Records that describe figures
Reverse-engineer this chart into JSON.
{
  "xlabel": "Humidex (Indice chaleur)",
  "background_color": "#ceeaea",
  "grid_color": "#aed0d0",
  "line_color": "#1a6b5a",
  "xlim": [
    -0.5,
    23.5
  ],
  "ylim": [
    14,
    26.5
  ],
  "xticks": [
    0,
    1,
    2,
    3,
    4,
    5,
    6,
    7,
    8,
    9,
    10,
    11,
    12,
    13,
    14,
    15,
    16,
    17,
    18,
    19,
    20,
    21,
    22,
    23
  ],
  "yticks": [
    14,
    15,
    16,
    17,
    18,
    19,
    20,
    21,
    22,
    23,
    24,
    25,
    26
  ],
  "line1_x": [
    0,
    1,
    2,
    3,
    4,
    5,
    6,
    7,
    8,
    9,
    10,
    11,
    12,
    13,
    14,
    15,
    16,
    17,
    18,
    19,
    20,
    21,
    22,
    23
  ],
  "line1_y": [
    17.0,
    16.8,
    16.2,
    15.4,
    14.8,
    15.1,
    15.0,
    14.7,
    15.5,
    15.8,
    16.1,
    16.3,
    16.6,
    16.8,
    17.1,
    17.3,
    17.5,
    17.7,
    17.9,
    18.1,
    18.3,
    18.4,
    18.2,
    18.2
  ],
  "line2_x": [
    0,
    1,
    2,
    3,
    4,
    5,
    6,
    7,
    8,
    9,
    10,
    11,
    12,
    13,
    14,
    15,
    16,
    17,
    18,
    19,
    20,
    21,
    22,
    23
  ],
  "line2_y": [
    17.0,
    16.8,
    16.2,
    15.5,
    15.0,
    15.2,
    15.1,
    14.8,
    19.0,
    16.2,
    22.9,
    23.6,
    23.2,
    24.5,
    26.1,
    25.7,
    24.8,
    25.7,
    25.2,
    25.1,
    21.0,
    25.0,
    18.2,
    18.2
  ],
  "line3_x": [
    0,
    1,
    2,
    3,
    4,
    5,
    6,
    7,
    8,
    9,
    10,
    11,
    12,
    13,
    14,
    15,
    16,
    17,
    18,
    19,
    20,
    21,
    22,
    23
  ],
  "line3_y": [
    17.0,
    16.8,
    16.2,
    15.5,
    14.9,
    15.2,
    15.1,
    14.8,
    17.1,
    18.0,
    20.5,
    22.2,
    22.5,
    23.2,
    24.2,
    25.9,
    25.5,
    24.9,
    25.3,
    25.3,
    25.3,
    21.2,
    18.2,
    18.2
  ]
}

Task objective
Reproduce the listing above word for word.

Correct output
Reverse-engineer this chart into JSON.
{
  "xlabel": "Humidex (Indice chaleur)",
  "background_color": "#ceeaea",
  "grid_color": "#aed0d0",
  "line_color": "#1a6b5a",
  "xlim": [
    -0.5,
    23.5
  ],
  "ylim": [
    14,
    26.5
  ],
  "xticks": [
    0,
    1,
    2,
    3,
    4,
    5,
    6,
    7,
    8,
    9,
    10,
    11,
    12,
    13,
    14,
    15,
    16,
    17,
    18,
    19,
    20,
    21,
    22,
    23
  ],
  "yticks": [
    14,
    15,
    16,
    17,
    18,
    19,
    20,
    21,
    22,
    23,
    24,
    25,
    26
  ],
  "line1_x": [
    0,
    1,
    2,
    3,
    4,
    5,
    6,
    7,
    8,
    9,
    10,
    11,
    12,
    13,
    14,
    15,
    16,
    17,
    18,
    19,
    20,
    21,
    22,
    23
  ],
  "line1_y": [
    17.0,
    16.8,
    16.2,
    15.4,
    14.8,
    15.1,
    15.0,
    14.7,
    15.5,
    15.8,
    16.1,
    16.3,
    16.6,
    16.8,
    17.1,
    17.3,
    17.5,
    17.7,
    17.9,
    18.1,
    18.3,
    18.4,
    18.2,
    18.2
  ],
  "line2_x": [
    0,
    1,
    2,
    3,
    4,
    5,
    6,
    7,
    8,
    9,
    10,
    11,
    12,
    13,
    14,
    15,
    16,
    17,
    18,
    19,
    20,
    21,
    22,
    23
  ],
  "line2_y": [
    17.0,
    16.8,
    16.2,
    15.5,
    15.0,
    15.2,
    15.1,
    14.8,
    19.0,
    16.2,
    22.9,
    23.6,
    23.2,
    24.5,
    26.1,
    25.7,
    24.8,
    25.7,
    25.2,
    25.1,
    21.0,
    25.0,
    18.2,
    18.2
  ],
  "line3_x": [
    0,
    1,
    2,
    3,
    4,
    5,
    6,
    7,
    8,
    9,
    10,
    11,
    12,
    13,
    14,
    15,
    16,
    17,
    18,
    19,
    20,
    21,
    22,
    23
  ],
  "line3_y": [
    17.0,
    16.8,
    16.2,
    15.5,
    14.9,
    15.2,
    15.1,
    14.8,
    17.1,
    18.0,
    20.5,
    22.2,
    22.5,
    23.2,
    24.2,
    25.9,
    25.5,
    24.9,
    25.3,
    25.3,
    25.3,
    21.2,
    18.2,
    18.2
  ]
}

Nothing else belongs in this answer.